Goal => The records should be repeated word for word, pictures excluded.

(Dataset records)
* * *

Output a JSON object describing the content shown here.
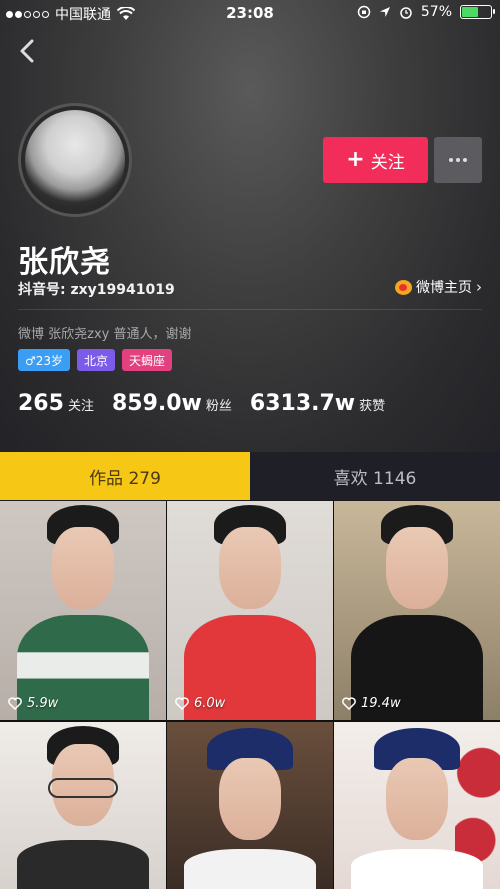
{
  "status_bar": {
    "carrier": "中国联通",
    "time": "23:08",
    "battery": "57%",
    "battery_level": 0.57
  },
  "profile": {
    "name": "张欣尧",
    "douyin_id": "抖音号: zxy19941019",
    "weibo_link": "微博主页",
    "bio": "微博 张欣尧zxy 普通人，谢谢",
    "tags": {
      "gender_age": "♂23岁",
      "city": "北京",
      "zodiac": "天蝎座"
    }
  },
  "actions": {
    "follow_label": "关注"
  },
  "stats": {
    "following": {
      "value": "265",
      "label": "关注"
    },
    "followers": {
      "value": "859.0w",
      "label": "粉丝"
    },
    "likes": {
      "value": "6313.7w",
      "label": "获赞"
    }
  },
  "tabs": {
    "works": "作品 279",
    "liked": "喜欢 1146"
  },
  "videos": [
    {
      "likes": "5.9w"
    },
    {
      "likes": "6.0w"
    },
    {
      "likes": "19.4w"
    },
    {
      "likes": ""
    },
    {
      "likes": ""
    },
    {
      "likes": ""
    }
  ],
  "colors": {
    "follow_button": "#f32d5a",
    "active_tab": "#f7c716",
    "gender_tag": "#3b9ef5",
    "city_tag": "#7b5be8",
    "zodiac_tag": "#e2407e"
  }
}
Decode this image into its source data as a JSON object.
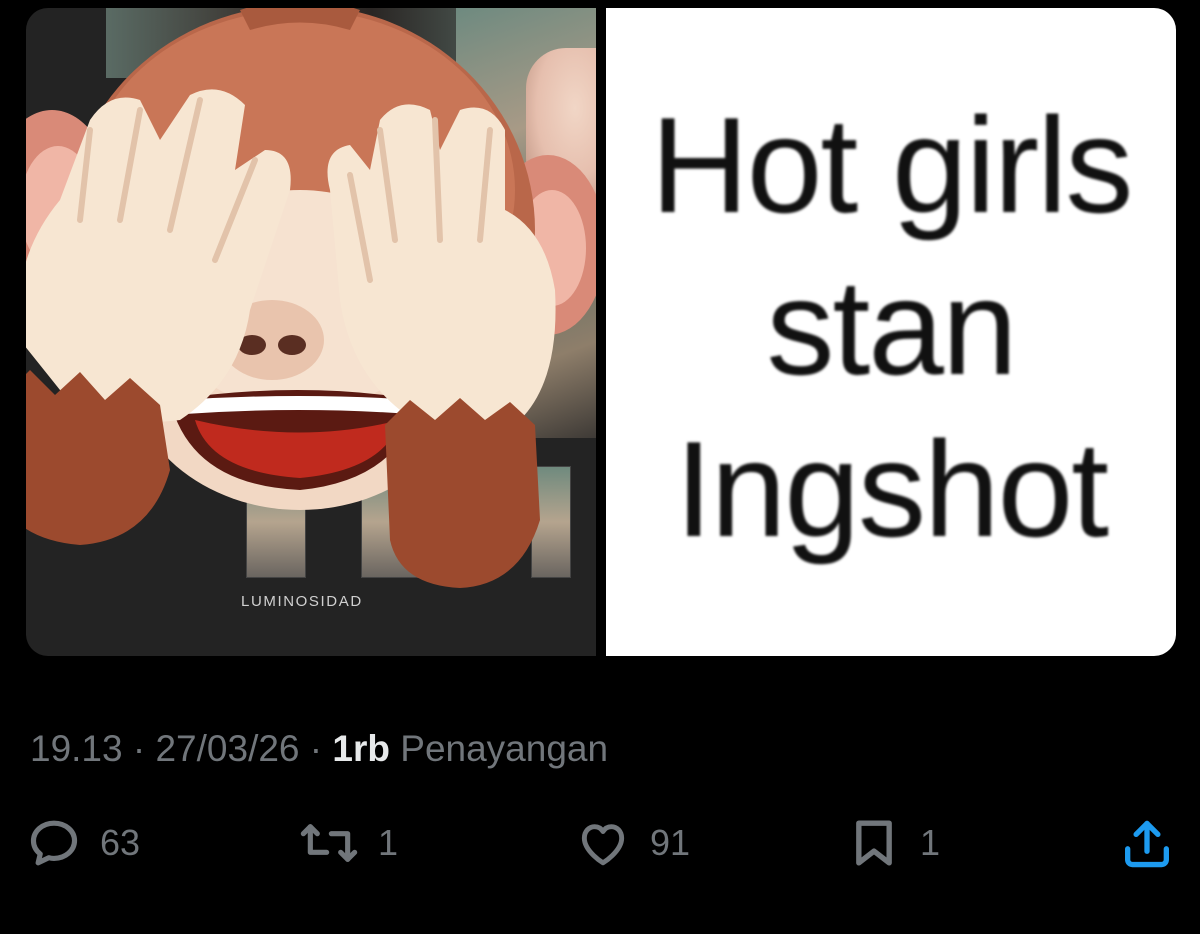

* * *

Task result =>
Output a JSON object describing the content shown here.
{
  "status_bar": {
    "carrier": "中国联通",
    "time": "23:08",
    "battery": "57%",
    "battery_level": 0.57
  },
  "profile": {
    "name": "张欣尧",
    "douyin_id": "抖音号: zxy19941019",
    "weibo_link": "微博主页",
    "bio": "微博 张欣尧zxy 普通人，谢谢",
    "tags": {
      "gender_age": "♂23岁",
      "city": "北京",
      "zodiac": "天蝎座"
    }
  },
  "actions": {
    "follow_label": "关注"
  },
  "stats": {
    "following": {
      "value": "265",
      "label": "关注"
    },
    "followers": {
      "value": "859.0w",
      "label": "粉丝"
    },
    "likes": {
      "value": "6313.7w",
      "label": "获赞"
    }
  },
  "tabs": {
    "works": "作品 279",
    "liked": "喜欢 1146"
  },
  "videos": [
    {
      "likes": "5.9w"
    },
    {
      "likes": "6.0w"
    },
    {
      "likes": "19.4w"
    },
    {
      "likes": ""
    },
    {
      "likes": ""
    },
    {
      "likes": ""
    }
  ],
  "colors": {
    "follow_button": "#f32d5a",
    "active_tab": "#f7c716",
    "gender_tag": "#3b9ef5",
    "city_tag": "#7b5be8",
    "zodiac_tag": "#e2407e"
  }
}
Decode this image into its source data as a JSON object.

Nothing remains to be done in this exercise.